Where a line in the listing below contains the word "industry", copy that line.

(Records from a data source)

◆ ◆ ◆ ◆ ◆ ◆ ◆

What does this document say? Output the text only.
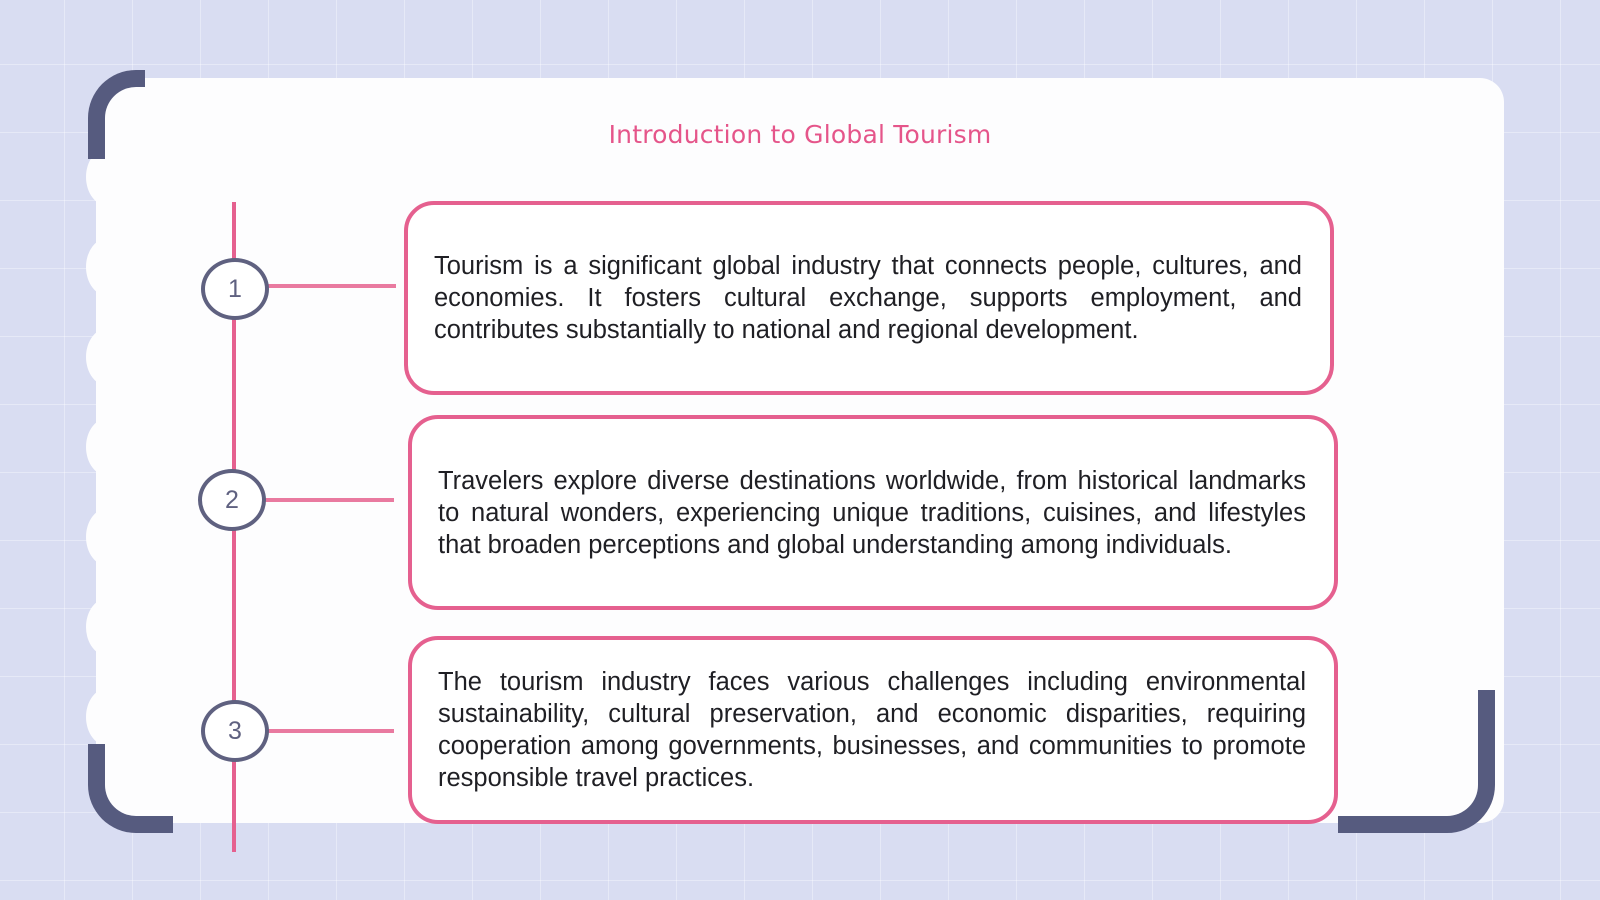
Introduction to Global Tourism
1

Tourism is a significant global industry that connects people, cultures, and economies. It fosters cultural exchange, supports employment, and contributes substantially to national and regional development.

2

Travelers explore diverse destinations worldwide, from historical landmarks to natural wonders, experiencing unique traditions, cuisines, and lifestyles that broaden perceptions and global understanding among individuals.

3

The tourism industry faces various challenges including environmental sustainability, cultural preservation, and economic disparities, requiring cooperation among governments, businesses, and communities to promote responsible travel practices.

◆ ◆ ◆ ◆ ◆ ◆ ◆

▸ Result of this exercise:
Tourism is a significant global industry that connects people, cultures, and economies. It fosters cultural exchange, supports employment, and contributes substantially to national and regional development.
The tourism industry faces various challenges including environmental sustainability, cultural preservation, and economic disparities, requiring cooperation among governments, businesses, and communities to promote responsible travel practices.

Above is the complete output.